## BEGIN GIVEN RECORDS

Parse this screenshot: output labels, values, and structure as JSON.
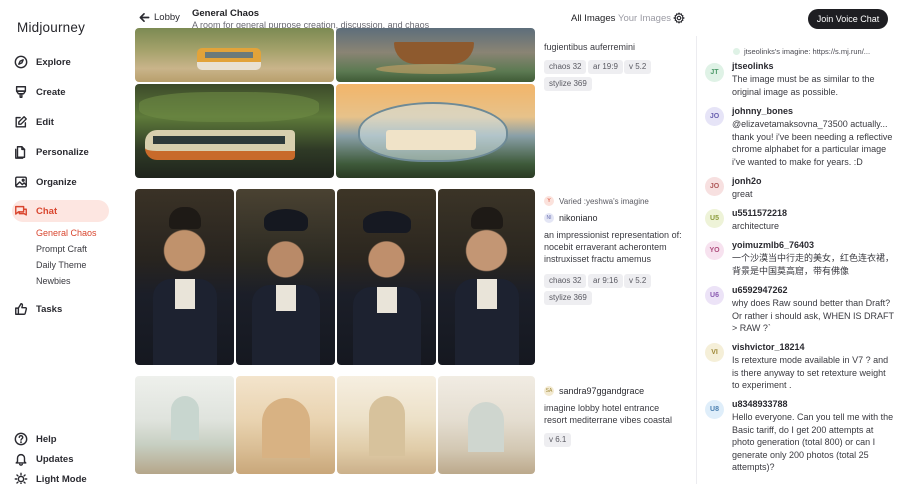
{
  "app": {
    "logo": "Midjourney"
  },
  "sidebar": {
    "items": [
      {
        "label": "Explore",
        "icon": "compass-icon"
      },
      {
        "label": "Create",
        "icon": "brush-icon"
      },
      {
        "label": "Edit",
        "icon": "edit-icon"
      },
      {
        "label": "Personalize",
        "icon": "personalize-icon"
      },
      {
        "label": "Organize",
        "icon": "image-icon"
      },
      {
        "label": "Chat",
        "icon": "chat-icon"
      },
      {
        "label": "Tasks",
        "icon": "thumbs-up-icon"
      }
    ],
    "chat_rooms": [
      "General Chaos",
      "Prompt Craft",
      "Daily Theme",
      "Newbies"
    ],
    "bottom": [
      {
        "label": "Help",
        "icon": "help-icon"
      },
      {
        "label": "Updates",
        "icon": "bell-icon"
      },
      {
        "label": "Light Mode",
        "icon": "sun-icon"
      }
    ]
  },
  "header": {
    "back_label": "Lobby",
    "room_title": "General Chaos",
    "room_subtitle": "A room for general purpose creation, discussion, and chaos",
    "tab_all": "All Images",
    "tab_yours": "Your Images",
    "voice_button": "Join Voice Chat"
  },
  "feed": {
    "post1": {
      "prompt": "fugientibus auferremini",
      "tags": [
        "chaos 32",
        "ar 19:9",
        "v 5.2",
        "stylize 369"
      ]
    },
    "post2": {
      "varied_note": "Varied :yeshwa's imagine",
      "user": "nikoniano",
      "prompt": "an impressionist representation of: nocebit erraverant acherontem instruxisset fractu amemus",
      "tags": [
        "chaos 32",
        "ar 9:16",
        "v 5.2",
        "stylize 369"
      ]
    },
    "post3": {
      "user": "sandra97ggandgrace",
      "prompt": "imagine lobby hotel entrance resort mediterrane vibes coastal",
      "tags": [
        "v 6.1"
      ]
    }
  },
  "chat": {
    "reply_preview": "jtseolinks's imagine: https://s.mj.run/...",
    "messages": [
      {
        "initials": "JT",
        "user": "jtseolinks",
        "text": "The image must be as similar to the original image as possible.",
        "color": "#dff2e6",
        "fg": "#4d9a6a"
      },
      {
        "initials": "JO",
        "user": "johnny_bones",
        "text": "@elizavetamaksovna_73500 actually... thank you! i've been needing a reflective chrome alphabet for a particular image i've wanted to make for years. :D",
        "color": "#e6e4f7",
        "fg": "#6b62b0"
      },
      {
        "initials": "JO",
        "user": "jonh2o",
        "text": "great",
        "color": "#f7e0e0",
        "fg": "#b05a5a"
      },
      {
        "initials": "U5",
        "user": "u5511572218",
        "text": "architecture",
        "color": "#eef3d8",
        "fg": "#8a9a3a"
      },
      {
        "initials": "YO",
        "user": "yoimuzmlb6_76403",
        "text": "一个沙漠当中行走的美女，红色连衣裙，背景是中国莫高窟，带有佛像",
        "color": "#f7e2ef",
        "fg": "#b0507f"
      },
      {
        "initials": "U6",
        "user": "u6592947262",
        "text": "why does Raw sound better than Draft? Or rather i should ask, WHEN IS DRAFT > RAW ?`",
        "color": "#ece3f7",
        "fg": "#8a5ab0"
      },
      {
        "initials": "VI",
        "user": "vishvictor_18214",
        "text": "Is retexture mode available in V7 ? and is there anyway to set retexture weight to experiment .",
        "color": "#f5efd8",
        "fg": "#a08a3a"
      },
      {
        "initials": "U8",
        "user": "u8348933788",
        "text": "Hello everyone. Can you tell me with the Basic tariff, do I get 200 attempts at photo generation (total 800) or can I generate only 200 photos (total 25 attempts)?",
        "color": "#dfeefa",
        "fg": "#4a7fb0"
      }
    ]
  }
}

## END GIVEN RECORDS

**REQUIREMENT:** Search the entries for the string "icon" and collect each line that has it.

**EXERCISE SOLUTION:**
        "icon": "compass-icon"
        "icon": "brush-icon"
        "icon": "edit-icon"
        "icon": "personalize-icon"
        "icon": "image-icon"
        "icon": "chat-icon"
        "icon": "thumbs-up-icon"
        "icon": "help-icon"
        "icon": "bell-icon"
        "icon": "sun-icon"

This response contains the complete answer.